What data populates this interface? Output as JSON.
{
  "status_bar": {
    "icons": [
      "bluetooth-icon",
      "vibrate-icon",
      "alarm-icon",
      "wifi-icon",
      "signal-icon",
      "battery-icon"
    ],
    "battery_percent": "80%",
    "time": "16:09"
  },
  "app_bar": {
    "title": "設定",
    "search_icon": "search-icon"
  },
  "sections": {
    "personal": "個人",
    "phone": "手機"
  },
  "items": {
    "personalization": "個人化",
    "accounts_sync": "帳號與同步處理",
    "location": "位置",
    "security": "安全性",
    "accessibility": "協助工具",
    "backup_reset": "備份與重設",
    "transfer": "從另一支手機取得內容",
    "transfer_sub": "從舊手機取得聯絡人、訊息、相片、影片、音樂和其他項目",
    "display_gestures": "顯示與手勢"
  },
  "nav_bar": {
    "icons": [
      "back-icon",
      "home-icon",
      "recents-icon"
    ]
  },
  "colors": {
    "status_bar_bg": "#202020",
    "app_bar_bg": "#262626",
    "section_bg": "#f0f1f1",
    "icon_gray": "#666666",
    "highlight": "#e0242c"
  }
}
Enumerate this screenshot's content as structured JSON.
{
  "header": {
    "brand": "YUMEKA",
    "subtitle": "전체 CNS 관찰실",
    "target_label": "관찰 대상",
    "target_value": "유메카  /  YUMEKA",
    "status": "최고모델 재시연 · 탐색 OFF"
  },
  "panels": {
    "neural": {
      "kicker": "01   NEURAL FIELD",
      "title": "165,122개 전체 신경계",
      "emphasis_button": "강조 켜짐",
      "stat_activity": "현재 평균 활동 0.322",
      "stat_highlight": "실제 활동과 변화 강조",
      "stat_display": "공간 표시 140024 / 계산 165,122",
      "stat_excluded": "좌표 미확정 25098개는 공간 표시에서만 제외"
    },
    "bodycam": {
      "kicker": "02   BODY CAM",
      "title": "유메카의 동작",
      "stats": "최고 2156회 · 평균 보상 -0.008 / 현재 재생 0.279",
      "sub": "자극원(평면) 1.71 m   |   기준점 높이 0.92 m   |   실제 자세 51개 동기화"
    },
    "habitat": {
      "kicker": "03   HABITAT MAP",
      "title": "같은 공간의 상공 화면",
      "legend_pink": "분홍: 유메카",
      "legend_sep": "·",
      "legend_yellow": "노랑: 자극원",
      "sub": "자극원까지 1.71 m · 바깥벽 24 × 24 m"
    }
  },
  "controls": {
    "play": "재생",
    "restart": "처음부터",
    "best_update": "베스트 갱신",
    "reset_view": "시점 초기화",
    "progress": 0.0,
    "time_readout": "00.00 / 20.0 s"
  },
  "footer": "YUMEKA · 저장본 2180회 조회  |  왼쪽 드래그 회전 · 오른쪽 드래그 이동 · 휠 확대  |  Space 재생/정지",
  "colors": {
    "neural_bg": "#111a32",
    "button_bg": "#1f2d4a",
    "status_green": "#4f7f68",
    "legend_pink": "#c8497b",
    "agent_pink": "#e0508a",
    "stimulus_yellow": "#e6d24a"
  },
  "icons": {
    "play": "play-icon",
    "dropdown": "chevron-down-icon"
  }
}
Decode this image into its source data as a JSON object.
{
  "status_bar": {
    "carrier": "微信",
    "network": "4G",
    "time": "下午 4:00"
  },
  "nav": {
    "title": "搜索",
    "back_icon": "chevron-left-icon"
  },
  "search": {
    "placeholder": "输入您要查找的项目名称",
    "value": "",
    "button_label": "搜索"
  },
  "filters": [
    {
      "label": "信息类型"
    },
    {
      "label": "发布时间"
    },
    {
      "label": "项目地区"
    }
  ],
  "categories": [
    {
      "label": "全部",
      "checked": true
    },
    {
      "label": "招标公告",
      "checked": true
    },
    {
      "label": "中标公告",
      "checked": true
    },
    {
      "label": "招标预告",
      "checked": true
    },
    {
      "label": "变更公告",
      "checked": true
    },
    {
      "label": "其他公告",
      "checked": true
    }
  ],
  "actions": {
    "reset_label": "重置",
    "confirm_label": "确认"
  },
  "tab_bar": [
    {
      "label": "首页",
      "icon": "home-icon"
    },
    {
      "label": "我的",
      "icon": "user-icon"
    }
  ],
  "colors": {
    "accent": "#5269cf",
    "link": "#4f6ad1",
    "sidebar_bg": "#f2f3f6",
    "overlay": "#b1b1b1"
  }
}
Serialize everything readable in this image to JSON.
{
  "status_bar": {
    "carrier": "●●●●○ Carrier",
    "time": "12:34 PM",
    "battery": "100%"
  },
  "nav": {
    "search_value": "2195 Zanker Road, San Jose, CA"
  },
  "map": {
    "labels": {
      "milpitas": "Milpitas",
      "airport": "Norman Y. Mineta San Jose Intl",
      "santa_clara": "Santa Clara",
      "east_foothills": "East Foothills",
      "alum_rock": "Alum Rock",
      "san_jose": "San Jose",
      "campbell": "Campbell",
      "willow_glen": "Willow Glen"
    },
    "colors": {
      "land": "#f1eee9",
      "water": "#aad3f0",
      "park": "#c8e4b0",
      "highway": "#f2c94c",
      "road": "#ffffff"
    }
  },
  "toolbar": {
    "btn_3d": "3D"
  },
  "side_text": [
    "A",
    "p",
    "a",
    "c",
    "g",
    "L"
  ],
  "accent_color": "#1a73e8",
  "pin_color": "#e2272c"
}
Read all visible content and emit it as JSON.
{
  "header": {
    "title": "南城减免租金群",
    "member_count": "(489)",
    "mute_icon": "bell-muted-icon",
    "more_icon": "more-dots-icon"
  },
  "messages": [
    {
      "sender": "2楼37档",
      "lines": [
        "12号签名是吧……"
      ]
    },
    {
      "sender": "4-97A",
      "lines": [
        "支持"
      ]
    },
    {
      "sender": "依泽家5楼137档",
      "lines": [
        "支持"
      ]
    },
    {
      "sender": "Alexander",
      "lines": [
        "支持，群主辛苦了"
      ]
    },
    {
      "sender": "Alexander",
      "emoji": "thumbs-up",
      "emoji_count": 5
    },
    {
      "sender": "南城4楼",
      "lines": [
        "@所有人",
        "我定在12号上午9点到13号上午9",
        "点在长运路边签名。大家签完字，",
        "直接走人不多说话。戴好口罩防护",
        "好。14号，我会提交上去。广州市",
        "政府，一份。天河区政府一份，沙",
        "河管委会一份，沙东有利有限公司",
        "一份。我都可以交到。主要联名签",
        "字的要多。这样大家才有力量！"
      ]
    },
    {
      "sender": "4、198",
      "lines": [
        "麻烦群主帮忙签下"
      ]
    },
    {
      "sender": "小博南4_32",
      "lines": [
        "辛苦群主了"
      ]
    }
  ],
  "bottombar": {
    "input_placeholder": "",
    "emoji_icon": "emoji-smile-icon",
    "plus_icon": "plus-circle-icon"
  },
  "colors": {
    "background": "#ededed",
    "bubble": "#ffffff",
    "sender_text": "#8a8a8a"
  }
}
-.-.-
» **What to produce**
Give all of the entries again, word for word.

» **Exercise output**
What data populates this interface? Output as JSON.
{
  "status_bar": {
    "icons": [
      "bluetooth-icon",
      "vibrate-icon",
      "alarm-icon",
      "wifi-icon",
      "signal-icon",
      "battery-icon"
    ],
    "battery_percent": "80%",
    "time": "16:09"
  },
  "app_bar": {
    "title": "設定",
    "search_icon": "search-icon"
  },
  "sections": {
    "personal": "個人",
    "phone": "手機"
  },
  "items": {
    "personalization": "個人化",
    "accounts_sync": "帳號與同步處理",
    "location": "位置",
    "security": "安全性",
    "accessibility": "協助工具",
    "backup_reset": "備份與重設",
    "transfer": "從另一支手機取得內容",
    "transfer_sub": "從舊手機取得聯絡人、訊息、相片、影片、音樂和其他項目",
    "display_gestures": "顯示與手勢"
  },
  "nav_bar": {
    "icons": [
      "back-icon",
      "home-icon",
      "recents-icon"
    ]
  },
  "colors": {
    "status_bar_bg": "#202020",
    "app_bar_bg": "#262626",
    "section_bg": "#f0f1f1",
    "icon_gray": "#666666",
    "highlight": "#e0242c"
  }
}
Enumerate this screenshot's content as structured JSON.
{
  "header": {
    "brand": "YUMEKA",
    "subtitle": "전체 CNS 관찰실",
    "target_label": "관찰 대상",
    "target_value": "유메카  /  YUMEKA",
    "status": "최고모델 재시연 · 탐색 OFF"
  },
  "panels": {
    "neural": {
      "kicker": "01   NEURAL FIELD",
      "title": "165,122개 전체 신경계",
      "emphasis_button": "강조 켜짐",
      "stat_activity": "현재 평균 활동 0.322",
      "stat_highlight": "실제 활동과 변화 강조",
      "stat_display": "공간 표시 140024 / 계산 165,122",
      "stat_excluded": "좌표 미확정 25098개는 공간 표시에서만 제외"
    },
    "bodycam": {
      "kicker": "02   BODY CAM",
      "title": "유메카의 동작",
      "stats": "최고 2156회 · 평균 보상 -0.008 / 현재 재생 0.279",
      "sub": "자극원(평면) 1.71 m   |   기준점 높이 0.92 m   |   실제 자세 51개 동기화"
    },
    "habitat": {
      "kicker": "03   HABITAT MAP",
      "title": "같은 공간의 상공 화면",
      "legend_pink": "분홍: 유메카",
      "legend_sep": "·",
      "legend_yellow": "노랑: 자극원",
      "sub": "자극원까지 1.71 m · 바깥벽 24 × 24 m"
    }
  },
  "controls": {
    "play": "재생",
    "restart": "처음부터",
    "best_update": "베스트 갱신",
    "reset_view": "시점 초기화",
    "progress": 0.0,
    "time_readout": "00.00 / 20.0 s"
  },
  "footer": "YUMEKA · 저장본 2180회 조회  |  왼쪽 드래그 회전 · 오른쪽 드래그 이동 · 휠 확대  |  Space 재생/정지",
  "colors": {
    "neural_bg": "#111a32",
    "button_bg": "#1f2d4a",
    "status_green": "#4f7f68",
    "legend_pink": "#c8497b",
    "agent_pink": "#e0508a",
    "stimulus_yellow": "#e6d24a"
  },
  "icons": {
    "play": "play-icon",
    "dropdown": "chevron-down-icon"
  }
}
Decode this image into its source data as a JSON object.
{
  "status_bar": {
    "carrier": "微信",
    "network": "4G",
    "time": "下午 4:00"
  },
  "nav": {
    "title": "搜索",
    "back_icon": "chevron-left-icon"
  },
  "search": {
    "placeholder": "输入您要查找的项目名称",
    "value": "",
    "button_label": "搜索"
  },
  "filters": [
    {
      "label": "信息类型"
    },
    {
      "label": "发布时间"
    },
    {
      "label": "项目地区"
    }
  ],
  "categories": [
    {
      "label": "全部",
      "checked": true
    },
    {
      "label": "招标公告",
      "checked": true
    },
    {
      "label": "中标公告",
      "checked": true
    },
    {
      "label": "招标预告",
      "checked": true
    },
    {
      "label": "变更公告",
      "checked": true
    },
    {
      "label": "其他公告",
      "checked": true
    }
  ],
  "actions": {
    "reset_label": "重置",
    "confirm_label": "确认"
  },
  "tab_bar": [
    {
      "label": "首页",
      "icon": "home-icon"
    },
    {
      "label": "我的",
      "icon": "user-icon"
    }
  ],
  "colors": {
    "accent": "#5269cf",
    "link": "#4f6ad1",
    "sidebar_bg": "#f2f3f6",
    "overlay": "#b1b1b1"
  }
}
Serialize everything readable in this image to JSON.
{
  "status_bar": {
    "carrier": "●●●●○ Carrier",
    "time": "12:34 PM",
    "battery": "100%"
  },
  "nav": {
    "search_value": "2195 Zanker Road, San Jose, CA"
  },
  "map": {
    "labels": {
      "milpitas": "Milpitas",
      "airport": "Norman Y. Mineta San Jose Intl",
      "santa_clara": "Santa Clara",
      "east_foothills": "East Foothills",
      "alum_rock": "Alum Rock",
      "san_jose": "San Jose",
      "campbell": "Campbell",
      "willow_glen": "Willow Glen"
    },
    "colors": {
      "land": "#f1eee9",
      "water": "#aad3f0",
      "park": "#c8e4b0",
      "highway": "#f2c94c",
      "road": "#ffffff"
    }
  },
  "toolbar": {
    "btn_3d": "3D"
  },
  "side_text": [
    "A",
    "p",
    "a",
    "c",
    "g",
    "L"
  ],
  "accent_color": "#1a73e8",
  "pin_color": "#e2272c"
}
Read all visible content and emit it as JSON.
{
  "header": {
    "title": "南城减免租金群",
    "member_count": "(489)",
    "mute_icon": "bell-muted-icon",
    "more_icon": "more-dots-icon"
  },
  "messages": [
    {
      "sender": "2楼37档",
      "lines": [
        "12号签名是吧……"
      ]
    },
    {
      "sender": "4-97A",
      "lines": [
        "支持"
      ]
    },
    {
      "sender": "依泽家5楼137档",
      "lines": [
        "支持"
      ]
    },
    {
      "sender": "Alexander",
      "lines": [
        "支持，群主辛苦了"
      ]
    },
    {
      "sender": "Alexander",
      "emoji": "thumbs-up",
      "emoji_count": 5
    },
    {
      "sender": "南城4楼",
      "lines": [
        "@所有人",
        "我定在12号上午9点到13号上午9",
        "点在长运路边签名。大家签完字，",
        "直接走人不多说话。戴好口罩防护",
        "好。14号，我会提交上去。广州市",
        "政府，一份。天河区政府一份，沙",
        "河管委会一份，沙东有利有限公司",
        "一份。我都可以交到。主要联名签",
        "字的要多。这样大家才有力量！"
      ]
    },
    {
      "sender": "4、198",
      "lines": [
        "麻烦群主帮忙签下"
      ]
    },
    {
      "sender": "小博南4_32",
      "lines": [
        "辛苦群主了"
      ]
    }
  ],
  "bottombar": {
    "input_placeholder": "",
    "emoji_icon": "emoji-smile-icon",
    "plus_icon": "plus-circle-icon"
  },
  "colors": {
    "background": "#ededed",
    "bubble": "#ffffff",
    "sender_text": "#8a8a8a"
  }
}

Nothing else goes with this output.